**WHAT TO PRODUCE**
How many lines in the records below contain the word "this"? Give only the number.

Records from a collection
-- Begin --

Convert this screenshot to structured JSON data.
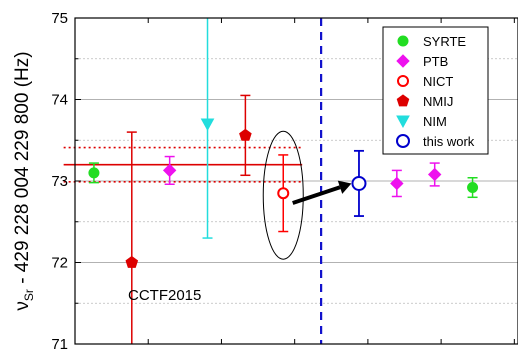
{
  "chart_data": {
    "type": "scatter",
    "title": "",
    "xlabel": "",
    "ylabel": {
      "symbol": "ν",
      "subscript": "Sr",
      "text": " - 429 228 004 229 800 (Hz)"
    },
    "ylim": [
      71,
      75
    ],
    "yticks": [
      "71",
      "72",
      "73",
      "74",
      "75"
    ],
    "grid": {
      "major": true,
      "minor": true
    },
    "legend": {
      "placement": "top-right",
      "entries": [
        {
          "label": "SYRTE",
          "color": "#22dd22",
          "marker": "circle",
          "filled": true
        },
        {
          "label": "PTB",
          "color": "#ee11ee",
          "marker": "diamond",
          "filled": true
        },
        {
          "label": "NICT",
          "color": "#ff0000",
          "marker": "circle",
          "filled": false
        },
        {
          "label": "NMIJ",
          "color": "#dd0000",
          "marker": "pentagon",
          "filled": true
        },
        {
          "label": "NIM",
          "color": "#22dddd",
          "marker": "triangle-down",
          "filled": true
        },
        {
          "label": "this work",
          "color": "#0000cc",
          "marker": "circle",
          "filled": false
        }
      ]
    },
    "points": [
      {
        "series": "SYRTE",
        "x": 1,
        "y": 73.1,
        "err": 0.12,
        "color": "#22dd22",
        "marker": "circle"
      },
      {
        "series": "NMIJ",
        "x": 2,
        "y": 72.0,
        "err": 1.6,
        "color": "#dd0000",
        "marker": "pentagon"
      },
      {
        "series": "PTB",
        "x": 3,
        "y": 73.13,
        "err": 0.17,
        "color": "#ee11ee",
        "marker": "diamond"
      },
      {
        "series": "NIM",
        "x": 4,
        "y": 73.7,
        "err": 1.4,
        "color": "#22dddd",
        "marker": "triangle-down"
      },
      {
        "series": "NMIJ",
        "x": 5,
        "y": 73.56,
        "err": 0.49,
        "color": "#dd0000",
        "marker": "pentagon"
      },
      {
        "series": "NICT",
        "x": 6,
        "y": 72.85,
        "err": 0.47,
        "color": "#ff0000",
        "marker": "circle"
      },
      {
        "series": "this work",
        "x": 8,
        "y": 72.97,
        "err": 0.4,
        "color": "#0000cc",
        "marker": "circle"
      },
      {
        "series": "PTB",
        "x": 9,
        "y": 72.97,
        "err": 0.16,
        "color": "#ee11ee",
        "marker": "diamond"
      },
      {
        "series": "PTB",
        "x": 10,
        "y": 73.08,
        "err": 0.14,
        "color": "#ee11ee",
        "marker": "diamond"
      },
      {
        "series": "SYRTE",
        "x": 11,
        "y": 72.92,
        "err": 0.12,
        "color": "#22dd22",
        "marker": "circle"
      }
    ],
    "reference": {
      "value": 73.2,
      "lower": 72.99,
      "upper": 73.41,
      "x_range": [
        0.2,
        6.5
      ],
      "color": "#dd0000"
    },
    "divider": {
      "x": 7.0,
      "color": "#1111cc"
    },
    "arrow": {
      "from": {
        "x": 6.25,
        "y": 72.73
      },
      "to": {
        "x": 7.8,
        "y": 72.97
      }
    },
    "annotation": {
      "text": "CCTF2015",
      "x": 1.9,
      "y": 71.6
    }
  }
}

-- End --

**RIGHT ANSWER**
3